▶ _The request_: The listing below should be printed exactly, every line of it. Skip the pictures.

▶ _Provided data_:
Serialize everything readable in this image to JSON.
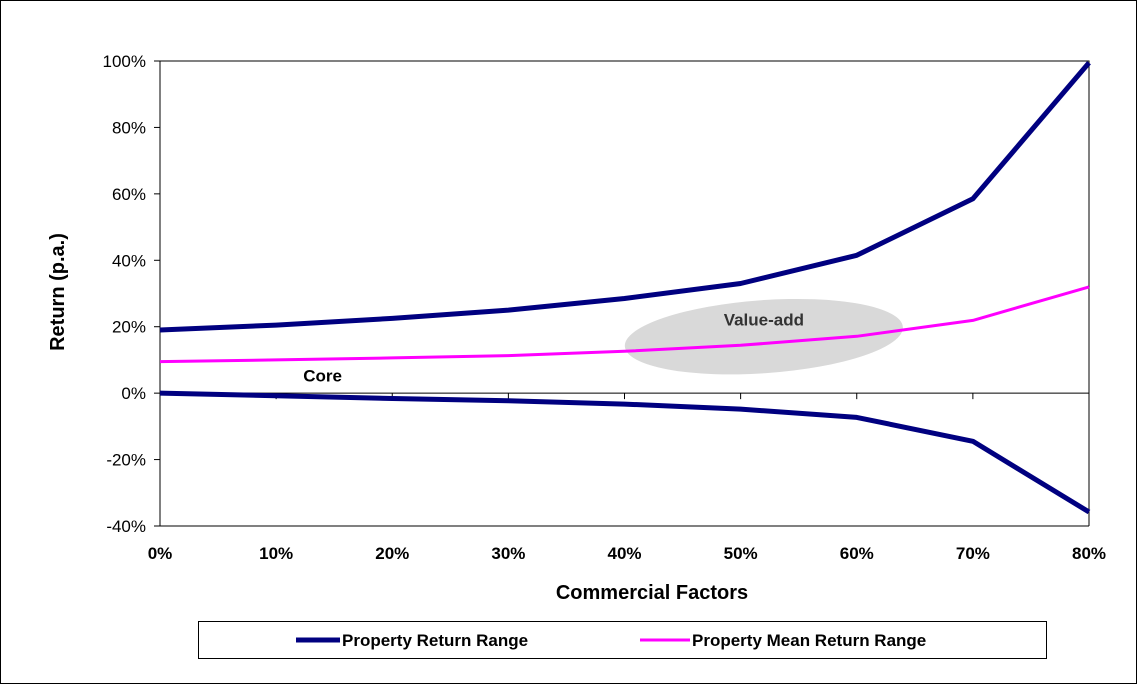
{
  "chart_data": {
    "type": "line",
    "xlabel": "Commercial  Factors",
    "ylabel": "Return (p.a.)",
    "x": [
      0,
      10,
      20,
      30,
      40,
      50,
      60,
      70,
      80
    ],
    "x_tick_labels": [
      "0%",
      "10%",
      "20%",
      "30%",
      "40%",
      "50%",
      "60%",
      "70%",
      "80%"
    ],
    "y_tick_values": [
      100,
      80,
      60,
      40,
      20,
      0,
      -20,
      -40
    ],
    "y_tick_labels": [
      "100%",
      "80%",
      "60%",
      "40%",
      "20%",
      "0%",
      "-20%",
      "-40%"
    ],
    "xlim": [
      0,
      80
    ],
    "ylim": [
      -40,
      100
    ],
    "grid": false,
    "legend_position": "bottom",
    "series": [
      {
        "name": "Property Return Range",
        "color": "#000080",
        "values": [
          19,
          20.5,
          22.5,
          25,
          28.5,
          33,
          41.5,
          58.5,
          99.5
        ]
      },
      {
        "name": "Property Return Range",
        "color": "#000080",
        "legend": false,
        "values": [
          0,
          -0.8,
          -1.6,
          -2.3,
          -3.3,
          -4.8,
          -7.3,
          -14.5,
          -35.8
        ]
      },
      {
        "name": "Property Mean Return Range",
        "color": "#ff00ff",
        "values": [
          9.5,
          10,
          10.6,
          11.3,
          12.6,
          14.4,
          17.1,
          21.9,
          32
        ]
      }
    ],
    "annotations": [
      {
        "text": "Core",
        "x": 14,
        "y": 3.5
      },
      {
        "text": "Value-add",
        "x": 52,
        "y": 20.3
      }
    ],
    "ellipse_region": {
      "label": "Value-add",
      "cx": 52,
      "cy": 17,
      "rx": 12,
      "ry": 11,
      "color": "#d9d9d9"
    }
  }
}
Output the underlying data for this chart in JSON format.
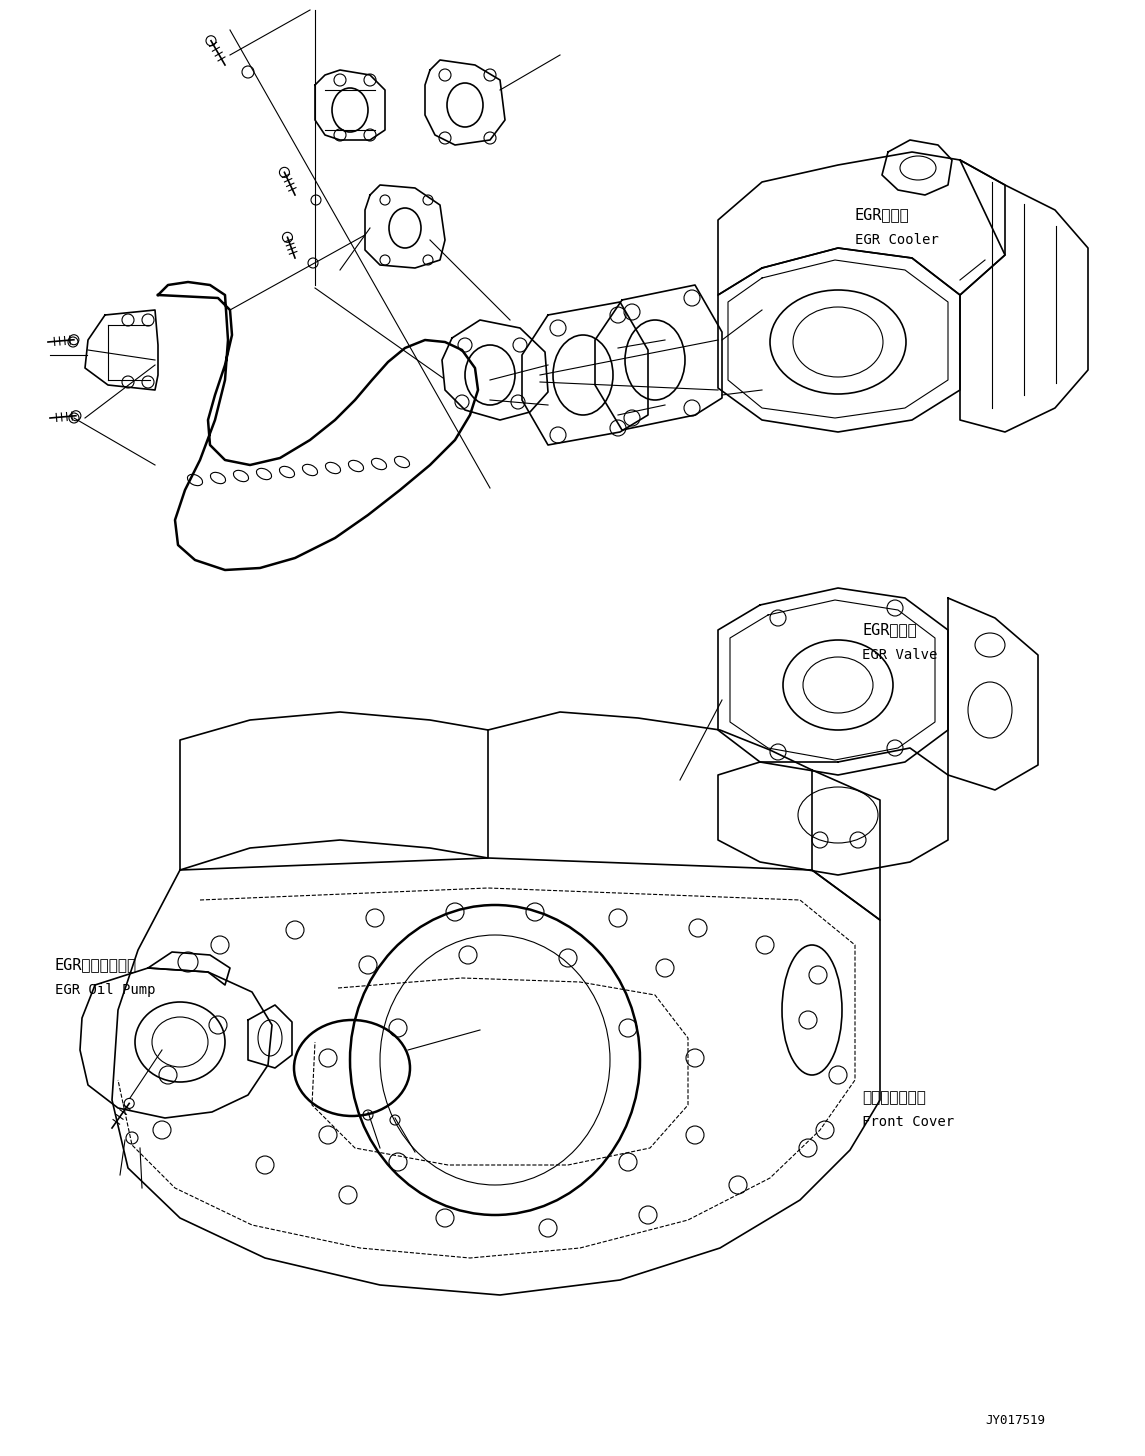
{
  "bg_color": "#ffffff",
  "line_color": "#000000",
  "fig_width": 11.45,
  "fig_height": 14.56,
  "dpi": 100,
  "labels": {
    "egr_cooler_jp": "EGRクーラ",
    "egr_cooler_en": "EGR Cooler",
    "egr_valve_jp": "EGRバルブ",
    "egr_valve_en": "EGR Valve",
    "egr_oil_pump_jp": "EGRオイルポンプ",
    "egr_oil_pump_en": "EGR Oil Pump",
    "front_cover_jp": "フロントカバー",
    "front_cover_en": "Front Cover",
    "part_number": "JY017519"
  }
}
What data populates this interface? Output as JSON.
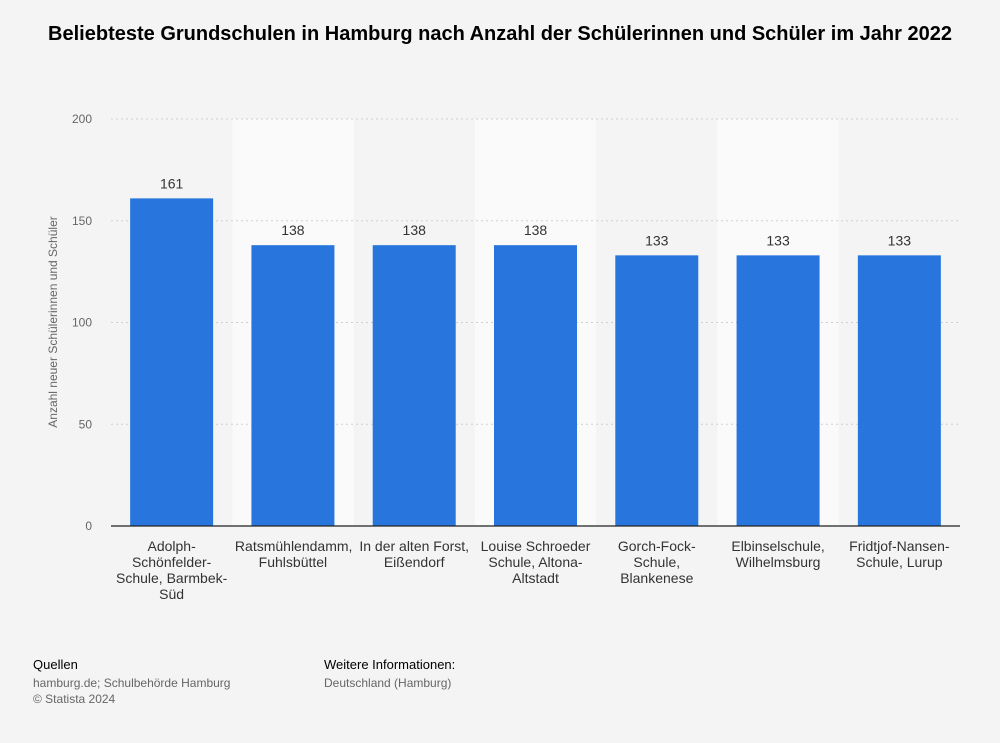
{
  "chart_data": {
    "type": "bar",
    "title": "Beliebteste Grundschulen in Hamburg nach Anzahl der Schülerinnen und Schüler im Jahr 2022",
    "ylabel": "Anzahl neuer Schülerinnen und Schüler",
    "xlabel": "",
    "ylim": [
      0,
      200
    ],
    "yticks": [
      0,
      50,
      100,
      150,
      200
    ],
    "categories": [
      "Adolph-Schönfelder-Schule, Barmbek-Süd",
      "Ratsmühlendamm, Fuhlsbüttel",
      "In der alten Forst, Eißendorf",
      "Louise Schroeder Schule, Altona-Altstadt",
      "Gorch-Fock-Schule, Blankenese",
      "Elbinselschule, Wilhelmsburg",
      "Fridtjof-Nansen-Schule, Lurup"
    ],
    "values": [
      161,
      138,
      138,
      138,
      133,
      133,
      133
    ],
    "bar_color": "#2876dd",
    "grid": true,
    "alternating_column_shading": true
  },
  "footer": {
    "sources_heading": "Quellen",
    "sources_text": "hamburg.de; Schulbehörde Hamburg",
    "copyright": "© Statista 2024",
    "more_info_heading": "Weitere Informationen:",
    "more_info_text": "Deutschland (Hamburg)"
  }
}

▶ _Full answer_:
Serialize everything readable in this image to JSON.
{
  "chart_data": {
    "type": "line",
    "xlabel": "Commercial  Factors",
    "ylabel": "Return (p.a.)",
    "x": [
      0,
      10,
      20,
      30,
      40,
      50,
      60,
      70,
      80
    ],
    "x_tick_labels": [
      "0%",
      "10%",
      "20%",
      "30%",
      "40%",
      "50%",
      "60%",
      "70%",
      "80%"
    ],
    "y_tick_values": [
      100,
      80,
      60,
      40,
      20,
      0,
      -20,
      -40
    ],
    "y_tick_labels": [
      "100%",
      "80%",
      "60%",
      "40%",
      "20%",
      "0%",
      "-20%",
      "-40%"
    ],
    "xlim": [
      0,
      80
    ],
    "ylim": [
      -40,
      100
    ],
    "grid": false,
    "legend_position": "bottom",
    "series": [
      {
        "name": "Property Return Range",
        "color": "#000080",
        "values": [
          19,
          20.5,
          22.5,
          25,
          28.5,
          33,
          41.5,
          58.5,
          99.5
        ]
      },
      {
        "name": "Property Return Range",
        "color": "#000080",
        "legend": false,
        "values": [
          0,
          -0.8,
          -1.6,
          -2.3,
          -3.3,
          -4.8,
          -7.3,
          -14.5,
          -35.8
        ]
      },
      {
        "name": "Property Mean Return Range",
        "color": "#ff00ff",
        "values": [
          9.5,
          10,
          10.6,
          11.3,
          12.6,
          14.4,
          17.1,
          21.9,
          32
        ]
      }
    ],
    "annotations": [
      {
        "text": "Core",
        "x": 14,
        "y": 3.5
      },
      {
        "text": "Value-add",
        "x": 52,
        "y": 20.3
      }
    ],
    "ellipse_region": {
      "label": "Value-add",
      "cx": 52,
      "cy": 17,
      "rx": 12,
      "ry": 11,
      "color": "#d9d9d9"
    }
  }
}
Output the underlying data for this chart in JSON format.
{
  "bg_color": "#ffffff",
  "line_color": "#000000",
  "fig_width": 11.45,
  "fig_height": 14.56,
  "dpi": 100,
  "labels": {
    "egr_cooler_jp": "EGRクーラ",
    "egr_cooler_en": "EGR Cooler",
    "egr_valve_jp": "EGRバルブ",
    "egr_valve_en": "EGR Valve",
    "egr_oil_pump_jp": "EGRオイルポンプ",
    "egr_oil_pump_en": "EGR Oil Pump",
    "front_cover_jp": "フロントカバー",
    "front_cover_en": "Front Cover",
    "part_number": "JY017519"
  }
}
What data populates this interface? Output as JSON.
{
  "chart_data": {
    "type": "bar",
    "title": "Beliebteste Grundschulen in Hamburg nach Anzahl der Schülerinnen und Schüler im Jahr 2022",
    "ylabel": "Anzahl neuer Schülerinnen und Schüler",
    "xlabel": "",
    "ylim": [
      0,
      200
    ],
    "yticks": [
      0,
      50,
      100,
      150,
      200
    ],
    "categories": [
      "Adolph-Schönfelder-Schule, Barmbek-Süd",
      "Ratsmühlendamm, Fuhlsbüttel",
      "In der alten Forst, Eißendorf",
      "Louise Schroeder Schule, Altona-Altstadt",
      "Gorch-Fock-Schule, Blankenese",
      "Elbinselschule, Wilhelmsburg",
      "Fridtjof-Nansen-Schule, Lurup"
    ],
    "values": [
      161,
      138,
      138,
      138,
      133,
      133,
      133
    ],
    "bar_color": "#2876dd",
    "grid": true,
    "alternating_column_shading": true
  },
  "footer": {
    "sources_heading": "Quellen",
    "sources_text": "hamburg.de; Schulbehörde Hamburg",
    "copyright": "© Statista 2024",
    "more_info_heading": "Weitere Informationen:",
    "more_info_text": "Deutschland (Hamburg)"
  }
}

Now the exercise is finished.